• **PROBLEM**
Extract each line from the entries below that has the string "Percentage" in it.

[Figure dataset records]
-.-.-

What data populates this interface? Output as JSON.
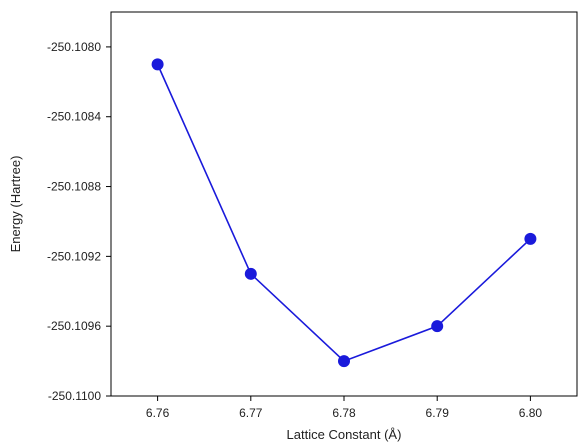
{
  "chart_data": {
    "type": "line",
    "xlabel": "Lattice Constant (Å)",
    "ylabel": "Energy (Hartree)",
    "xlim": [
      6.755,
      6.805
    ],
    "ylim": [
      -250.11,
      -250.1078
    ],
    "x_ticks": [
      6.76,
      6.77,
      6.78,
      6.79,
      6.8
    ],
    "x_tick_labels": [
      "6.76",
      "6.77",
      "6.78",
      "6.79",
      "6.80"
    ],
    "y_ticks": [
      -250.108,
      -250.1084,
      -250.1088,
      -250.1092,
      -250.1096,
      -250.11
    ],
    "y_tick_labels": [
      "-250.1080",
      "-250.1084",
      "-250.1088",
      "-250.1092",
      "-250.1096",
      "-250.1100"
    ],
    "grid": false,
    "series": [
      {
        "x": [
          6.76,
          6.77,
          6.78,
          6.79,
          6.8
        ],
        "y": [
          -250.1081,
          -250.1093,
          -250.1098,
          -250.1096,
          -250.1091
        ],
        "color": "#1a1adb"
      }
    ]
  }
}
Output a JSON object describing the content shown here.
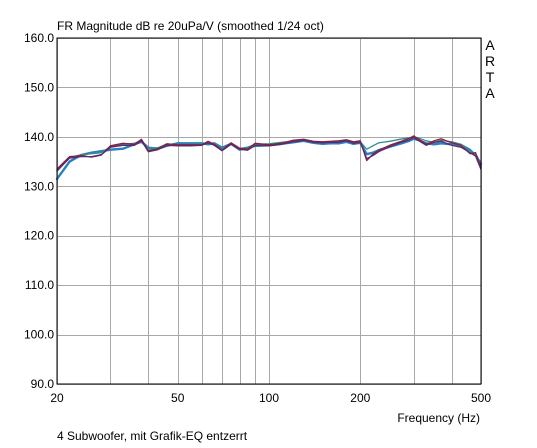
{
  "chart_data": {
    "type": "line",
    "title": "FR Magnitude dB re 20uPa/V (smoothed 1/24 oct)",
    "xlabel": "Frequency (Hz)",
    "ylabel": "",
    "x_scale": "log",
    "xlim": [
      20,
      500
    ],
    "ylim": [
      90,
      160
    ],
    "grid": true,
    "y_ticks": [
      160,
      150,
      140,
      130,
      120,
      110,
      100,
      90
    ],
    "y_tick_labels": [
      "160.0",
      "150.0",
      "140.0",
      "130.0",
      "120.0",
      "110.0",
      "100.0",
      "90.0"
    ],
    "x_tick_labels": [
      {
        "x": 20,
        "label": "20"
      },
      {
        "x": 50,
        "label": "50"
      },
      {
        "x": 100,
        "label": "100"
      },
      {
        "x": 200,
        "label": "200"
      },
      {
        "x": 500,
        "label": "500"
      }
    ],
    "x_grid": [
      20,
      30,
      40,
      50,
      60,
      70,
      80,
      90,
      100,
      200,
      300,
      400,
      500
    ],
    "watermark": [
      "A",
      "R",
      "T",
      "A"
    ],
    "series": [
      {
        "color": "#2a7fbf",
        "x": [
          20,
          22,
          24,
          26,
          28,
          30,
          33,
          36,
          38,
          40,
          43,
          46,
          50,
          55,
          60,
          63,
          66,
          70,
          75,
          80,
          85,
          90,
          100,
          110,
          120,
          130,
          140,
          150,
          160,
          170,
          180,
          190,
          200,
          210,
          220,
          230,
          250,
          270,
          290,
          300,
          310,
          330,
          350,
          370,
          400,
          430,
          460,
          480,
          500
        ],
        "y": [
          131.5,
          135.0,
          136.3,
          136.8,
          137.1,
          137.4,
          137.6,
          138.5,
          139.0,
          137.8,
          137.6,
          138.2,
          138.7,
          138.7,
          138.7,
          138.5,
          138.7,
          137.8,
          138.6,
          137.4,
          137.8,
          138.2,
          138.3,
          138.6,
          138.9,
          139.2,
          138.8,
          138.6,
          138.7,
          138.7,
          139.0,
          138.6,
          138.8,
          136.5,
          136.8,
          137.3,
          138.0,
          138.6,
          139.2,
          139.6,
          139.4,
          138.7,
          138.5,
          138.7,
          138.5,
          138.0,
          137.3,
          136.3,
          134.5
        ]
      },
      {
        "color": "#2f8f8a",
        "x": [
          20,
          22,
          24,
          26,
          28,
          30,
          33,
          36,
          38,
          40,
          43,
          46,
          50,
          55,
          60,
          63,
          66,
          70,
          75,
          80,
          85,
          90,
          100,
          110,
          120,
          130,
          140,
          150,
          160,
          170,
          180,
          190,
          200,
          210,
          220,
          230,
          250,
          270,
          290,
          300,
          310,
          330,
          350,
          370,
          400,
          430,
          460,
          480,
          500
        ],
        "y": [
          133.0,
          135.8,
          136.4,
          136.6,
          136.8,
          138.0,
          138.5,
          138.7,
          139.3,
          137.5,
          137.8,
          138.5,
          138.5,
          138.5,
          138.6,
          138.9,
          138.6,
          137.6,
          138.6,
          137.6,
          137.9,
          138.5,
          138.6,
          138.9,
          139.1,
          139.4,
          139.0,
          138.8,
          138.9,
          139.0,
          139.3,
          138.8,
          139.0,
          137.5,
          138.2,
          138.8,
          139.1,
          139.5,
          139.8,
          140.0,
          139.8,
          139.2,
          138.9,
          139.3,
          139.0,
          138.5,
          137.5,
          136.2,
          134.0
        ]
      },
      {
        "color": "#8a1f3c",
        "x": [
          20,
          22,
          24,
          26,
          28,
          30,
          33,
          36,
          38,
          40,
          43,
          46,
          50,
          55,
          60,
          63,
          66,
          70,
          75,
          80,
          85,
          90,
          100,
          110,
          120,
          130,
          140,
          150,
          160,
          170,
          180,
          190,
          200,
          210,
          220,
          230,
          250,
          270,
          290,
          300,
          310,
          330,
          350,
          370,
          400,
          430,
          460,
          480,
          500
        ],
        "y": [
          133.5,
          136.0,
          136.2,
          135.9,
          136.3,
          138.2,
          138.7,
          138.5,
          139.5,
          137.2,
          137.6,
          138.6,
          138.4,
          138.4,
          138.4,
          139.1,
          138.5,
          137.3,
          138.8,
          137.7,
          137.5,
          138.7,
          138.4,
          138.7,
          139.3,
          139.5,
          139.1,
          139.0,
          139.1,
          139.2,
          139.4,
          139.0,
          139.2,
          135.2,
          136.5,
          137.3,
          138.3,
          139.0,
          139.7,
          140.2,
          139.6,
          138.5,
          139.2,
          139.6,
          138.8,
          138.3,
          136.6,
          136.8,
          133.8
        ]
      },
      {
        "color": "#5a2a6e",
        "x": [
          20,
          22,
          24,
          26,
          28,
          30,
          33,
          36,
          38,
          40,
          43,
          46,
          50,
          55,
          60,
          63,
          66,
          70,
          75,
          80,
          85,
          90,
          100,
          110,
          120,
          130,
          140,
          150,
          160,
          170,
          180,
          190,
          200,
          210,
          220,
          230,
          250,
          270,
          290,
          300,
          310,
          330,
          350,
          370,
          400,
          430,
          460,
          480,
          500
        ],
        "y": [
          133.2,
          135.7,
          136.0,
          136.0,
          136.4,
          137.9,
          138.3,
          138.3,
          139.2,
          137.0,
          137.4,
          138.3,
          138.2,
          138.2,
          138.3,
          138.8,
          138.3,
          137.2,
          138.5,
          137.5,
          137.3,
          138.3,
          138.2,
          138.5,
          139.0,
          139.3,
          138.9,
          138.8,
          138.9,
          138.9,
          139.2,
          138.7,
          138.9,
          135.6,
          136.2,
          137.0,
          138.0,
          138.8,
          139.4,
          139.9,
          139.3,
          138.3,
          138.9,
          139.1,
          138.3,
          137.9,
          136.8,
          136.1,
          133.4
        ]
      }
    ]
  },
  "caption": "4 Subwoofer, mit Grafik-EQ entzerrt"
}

-.-.-

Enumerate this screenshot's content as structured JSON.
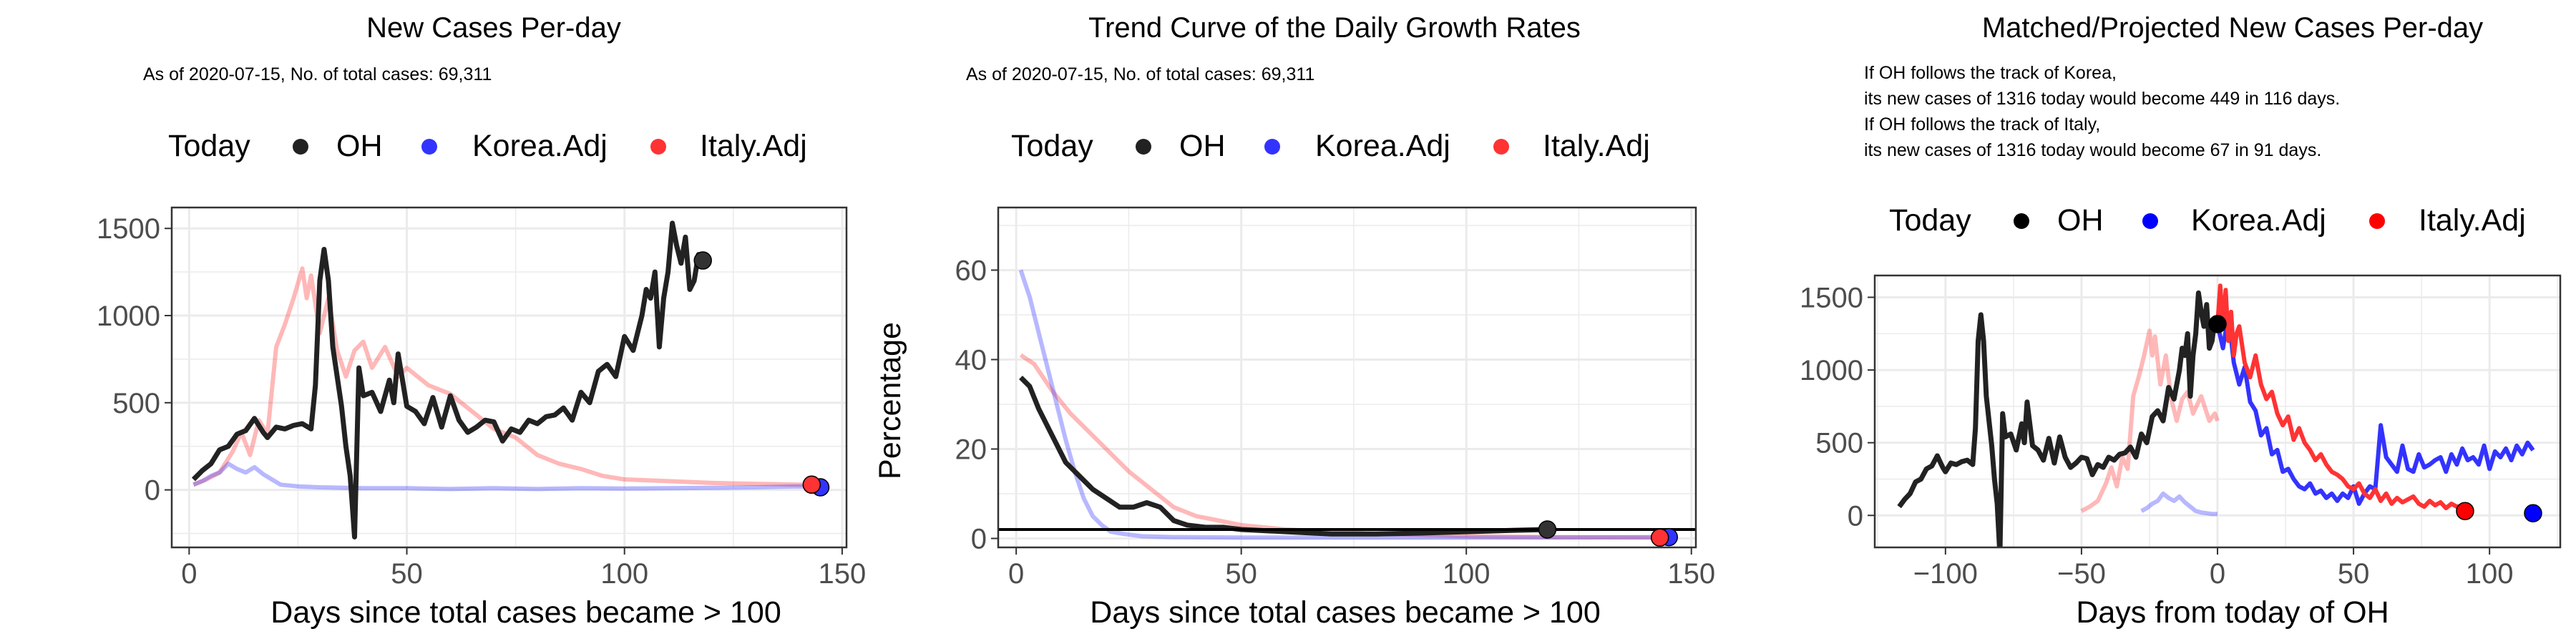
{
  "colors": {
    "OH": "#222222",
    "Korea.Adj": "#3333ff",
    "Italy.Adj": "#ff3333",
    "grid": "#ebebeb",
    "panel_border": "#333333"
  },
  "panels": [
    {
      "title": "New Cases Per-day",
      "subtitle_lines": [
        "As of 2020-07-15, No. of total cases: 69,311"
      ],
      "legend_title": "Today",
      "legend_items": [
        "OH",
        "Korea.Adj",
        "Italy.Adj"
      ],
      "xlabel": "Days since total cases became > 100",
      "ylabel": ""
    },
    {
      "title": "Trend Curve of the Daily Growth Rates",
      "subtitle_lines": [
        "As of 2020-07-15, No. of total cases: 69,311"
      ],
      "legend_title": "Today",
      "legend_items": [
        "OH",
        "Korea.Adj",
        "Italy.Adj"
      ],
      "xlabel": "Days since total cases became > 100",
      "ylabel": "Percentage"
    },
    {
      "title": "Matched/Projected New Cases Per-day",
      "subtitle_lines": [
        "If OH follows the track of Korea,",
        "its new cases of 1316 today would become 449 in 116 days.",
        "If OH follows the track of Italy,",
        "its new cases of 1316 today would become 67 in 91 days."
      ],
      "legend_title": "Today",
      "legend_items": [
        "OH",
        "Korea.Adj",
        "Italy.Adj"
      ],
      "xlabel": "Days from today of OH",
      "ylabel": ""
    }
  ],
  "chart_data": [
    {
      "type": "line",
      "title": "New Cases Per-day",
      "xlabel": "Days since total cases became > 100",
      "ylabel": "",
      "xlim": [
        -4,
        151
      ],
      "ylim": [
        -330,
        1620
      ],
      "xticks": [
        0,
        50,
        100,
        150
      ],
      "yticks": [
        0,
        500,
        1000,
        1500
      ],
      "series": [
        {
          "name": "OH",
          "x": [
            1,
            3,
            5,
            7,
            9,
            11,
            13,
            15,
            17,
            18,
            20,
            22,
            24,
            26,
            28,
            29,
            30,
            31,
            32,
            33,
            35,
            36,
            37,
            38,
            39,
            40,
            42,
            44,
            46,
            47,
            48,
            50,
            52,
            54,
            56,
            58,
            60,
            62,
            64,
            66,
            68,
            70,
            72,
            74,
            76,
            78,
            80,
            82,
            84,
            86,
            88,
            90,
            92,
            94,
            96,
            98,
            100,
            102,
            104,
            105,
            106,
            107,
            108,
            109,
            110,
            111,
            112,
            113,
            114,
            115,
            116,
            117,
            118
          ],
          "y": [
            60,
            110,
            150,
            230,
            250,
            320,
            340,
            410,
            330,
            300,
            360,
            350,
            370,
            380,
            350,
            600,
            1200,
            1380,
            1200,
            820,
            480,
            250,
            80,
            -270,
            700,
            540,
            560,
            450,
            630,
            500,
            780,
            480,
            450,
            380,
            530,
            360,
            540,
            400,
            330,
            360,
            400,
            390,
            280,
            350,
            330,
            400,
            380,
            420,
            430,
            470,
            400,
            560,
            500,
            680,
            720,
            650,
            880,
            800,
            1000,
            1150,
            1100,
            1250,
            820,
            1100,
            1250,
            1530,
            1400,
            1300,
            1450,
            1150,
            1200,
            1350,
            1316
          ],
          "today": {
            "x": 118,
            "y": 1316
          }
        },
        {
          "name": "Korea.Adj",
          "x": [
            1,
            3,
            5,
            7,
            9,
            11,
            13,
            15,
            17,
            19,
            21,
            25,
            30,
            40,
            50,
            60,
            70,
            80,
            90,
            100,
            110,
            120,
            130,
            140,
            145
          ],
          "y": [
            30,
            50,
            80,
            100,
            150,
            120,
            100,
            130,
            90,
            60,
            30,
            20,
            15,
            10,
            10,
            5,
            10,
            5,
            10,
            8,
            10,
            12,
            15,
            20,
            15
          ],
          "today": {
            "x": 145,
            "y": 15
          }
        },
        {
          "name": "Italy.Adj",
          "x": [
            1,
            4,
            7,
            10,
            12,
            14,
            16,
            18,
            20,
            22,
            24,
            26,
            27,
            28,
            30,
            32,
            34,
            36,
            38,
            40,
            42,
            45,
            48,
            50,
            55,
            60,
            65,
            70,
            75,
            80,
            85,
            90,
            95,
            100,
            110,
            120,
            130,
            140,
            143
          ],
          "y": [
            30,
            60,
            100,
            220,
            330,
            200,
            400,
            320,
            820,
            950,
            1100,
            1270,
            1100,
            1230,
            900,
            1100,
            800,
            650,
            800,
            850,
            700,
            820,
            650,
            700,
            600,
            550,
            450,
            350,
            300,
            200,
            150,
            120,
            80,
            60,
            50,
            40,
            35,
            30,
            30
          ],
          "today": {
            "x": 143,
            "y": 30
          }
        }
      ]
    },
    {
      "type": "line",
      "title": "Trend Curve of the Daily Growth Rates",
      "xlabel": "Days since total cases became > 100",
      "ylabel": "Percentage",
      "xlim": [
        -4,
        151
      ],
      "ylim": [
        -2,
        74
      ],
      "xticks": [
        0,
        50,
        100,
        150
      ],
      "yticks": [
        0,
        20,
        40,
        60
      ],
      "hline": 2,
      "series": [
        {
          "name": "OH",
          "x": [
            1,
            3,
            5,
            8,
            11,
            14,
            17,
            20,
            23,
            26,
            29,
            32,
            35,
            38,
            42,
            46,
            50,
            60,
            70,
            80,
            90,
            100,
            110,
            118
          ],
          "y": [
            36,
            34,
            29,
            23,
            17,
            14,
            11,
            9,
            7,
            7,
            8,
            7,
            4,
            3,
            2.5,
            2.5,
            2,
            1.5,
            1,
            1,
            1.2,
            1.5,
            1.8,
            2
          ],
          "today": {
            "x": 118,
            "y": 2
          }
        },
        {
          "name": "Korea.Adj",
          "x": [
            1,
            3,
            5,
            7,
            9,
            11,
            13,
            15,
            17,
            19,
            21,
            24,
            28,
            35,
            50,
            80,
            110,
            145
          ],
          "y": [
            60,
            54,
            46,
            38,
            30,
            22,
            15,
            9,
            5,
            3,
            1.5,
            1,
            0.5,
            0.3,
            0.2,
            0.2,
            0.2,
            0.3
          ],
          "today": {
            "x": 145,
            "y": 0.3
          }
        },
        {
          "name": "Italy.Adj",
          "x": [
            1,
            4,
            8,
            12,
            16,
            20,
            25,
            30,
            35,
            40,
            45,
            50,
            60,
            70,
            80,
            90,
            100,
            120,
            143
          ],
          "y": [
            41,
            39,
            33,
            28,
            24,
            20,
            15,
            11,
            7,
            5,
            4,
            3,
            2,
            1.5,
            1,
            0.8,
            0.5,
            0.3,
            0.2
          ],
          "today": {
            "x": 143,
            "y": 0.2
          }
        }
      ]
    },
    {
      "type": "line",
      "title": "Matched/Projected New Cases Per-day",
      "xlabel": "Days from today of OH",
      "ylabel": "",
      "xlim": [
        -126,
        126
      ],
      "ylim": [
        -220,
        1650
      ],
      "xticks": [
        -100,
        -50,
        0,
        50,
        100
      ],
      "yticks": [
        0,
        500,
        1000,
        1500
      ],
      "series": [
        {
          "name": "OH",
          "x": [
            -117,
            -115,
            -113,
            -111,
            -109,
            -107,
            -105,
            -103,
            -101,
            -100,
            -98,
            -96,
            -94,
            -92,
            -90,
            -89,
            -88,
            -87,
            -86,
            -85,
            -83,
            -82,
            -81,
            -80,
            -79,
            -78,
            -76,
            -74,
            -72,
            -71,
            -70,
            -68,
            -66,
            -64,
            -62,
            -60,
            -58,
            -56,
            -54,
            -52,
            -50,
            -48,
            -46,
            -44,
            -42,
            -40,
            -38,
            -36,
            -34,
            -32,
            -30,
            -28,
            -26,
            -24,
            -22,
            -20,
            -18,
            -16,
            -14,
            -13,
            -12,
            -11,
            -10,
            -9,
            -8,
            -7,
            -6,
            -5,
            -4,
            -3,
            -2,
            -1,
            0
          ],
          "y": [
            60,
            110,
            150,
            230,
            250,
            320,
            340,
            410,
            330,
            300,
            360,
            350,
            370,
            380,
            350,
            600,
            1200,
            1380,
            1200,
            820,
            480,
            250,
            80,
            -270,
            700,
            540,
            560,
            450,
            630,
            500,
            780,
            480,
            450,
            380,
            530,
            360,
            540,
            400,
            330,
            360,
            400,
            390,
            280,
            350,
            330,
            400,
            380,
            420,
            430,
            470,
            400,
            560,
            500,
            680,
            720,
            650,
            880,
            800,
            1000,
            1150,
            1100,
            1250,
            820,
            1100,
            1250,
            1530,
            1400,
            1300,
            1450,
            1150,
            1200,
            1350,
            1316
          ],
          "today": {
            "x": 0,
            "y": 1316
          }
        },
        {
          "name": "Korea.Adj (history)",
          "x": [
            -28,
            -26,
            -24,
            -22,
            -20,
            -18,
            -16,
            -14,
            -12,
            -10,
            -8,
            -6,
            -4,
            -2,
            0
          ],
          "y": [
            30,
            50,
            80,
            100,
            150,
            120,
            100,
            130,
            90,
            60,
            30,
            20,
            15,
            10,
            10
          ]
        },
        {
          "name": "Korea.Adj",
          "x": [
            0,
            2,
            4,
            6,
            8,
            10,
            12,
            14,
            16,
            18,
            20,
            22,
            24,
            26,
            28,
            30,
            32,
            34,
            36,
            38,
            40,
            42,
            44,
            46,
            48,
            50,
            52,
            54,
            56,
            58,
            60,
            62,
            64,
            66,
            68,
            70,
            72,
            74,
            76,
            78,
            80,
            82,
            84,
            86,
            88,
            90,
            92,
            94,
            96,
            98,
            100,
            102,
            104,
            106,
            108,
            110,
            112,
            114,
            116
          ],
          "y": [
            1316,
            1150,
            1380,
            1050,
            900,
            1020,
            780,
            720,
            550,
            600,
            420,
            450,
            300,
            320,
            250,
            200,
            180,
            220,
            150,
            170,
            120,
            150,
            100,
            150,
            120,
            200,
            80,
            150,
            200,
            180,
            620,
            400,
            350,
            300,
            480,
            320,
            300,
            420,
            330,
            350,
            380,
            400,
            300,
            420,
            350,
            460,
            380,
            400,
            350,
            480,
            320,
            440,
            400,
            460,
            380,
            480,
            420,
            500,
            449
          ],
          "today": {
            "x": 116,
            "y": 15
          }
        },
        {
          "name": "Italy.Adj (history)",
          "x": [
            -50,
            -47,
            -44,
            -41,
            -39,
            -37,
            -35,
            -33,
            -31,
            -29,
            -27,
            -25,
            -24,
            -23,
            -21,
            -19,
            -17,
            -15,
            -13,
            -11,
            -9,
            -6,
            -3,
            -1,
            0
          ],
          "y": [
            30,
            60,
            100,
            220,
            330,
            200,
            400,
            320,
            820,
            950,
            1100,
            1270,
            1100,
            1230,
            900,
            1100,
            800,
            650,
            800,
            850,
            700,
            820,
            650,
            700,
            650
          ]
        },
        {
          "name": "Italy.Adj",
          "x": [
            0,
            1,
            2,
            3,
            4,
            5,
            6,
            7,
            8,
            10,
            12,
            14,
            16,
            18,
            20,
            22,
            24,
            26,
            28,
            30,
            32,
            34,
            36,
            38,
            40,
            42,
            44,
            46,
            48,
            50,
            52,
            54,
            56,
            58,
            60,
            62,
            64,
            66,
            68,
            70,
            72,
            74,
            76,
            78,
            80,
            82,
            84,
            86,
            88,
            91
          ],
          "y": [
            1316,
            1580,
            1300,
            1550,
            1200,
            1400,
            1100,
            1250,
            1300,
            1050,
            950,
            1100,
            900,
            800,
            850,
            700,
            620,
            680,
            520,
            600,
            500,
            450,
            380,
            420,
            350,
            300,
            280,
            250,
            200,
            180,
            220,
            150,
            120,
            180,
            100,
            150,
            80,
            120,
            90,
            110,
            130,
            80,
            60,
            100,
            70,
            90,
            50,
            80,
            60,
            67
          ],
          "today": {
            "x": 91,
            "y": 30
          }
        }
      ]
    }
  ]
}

-.-.-

• **EXERCISE RESULT**
      "ylabel": "Percentage"
      "ylabel": "Percentage",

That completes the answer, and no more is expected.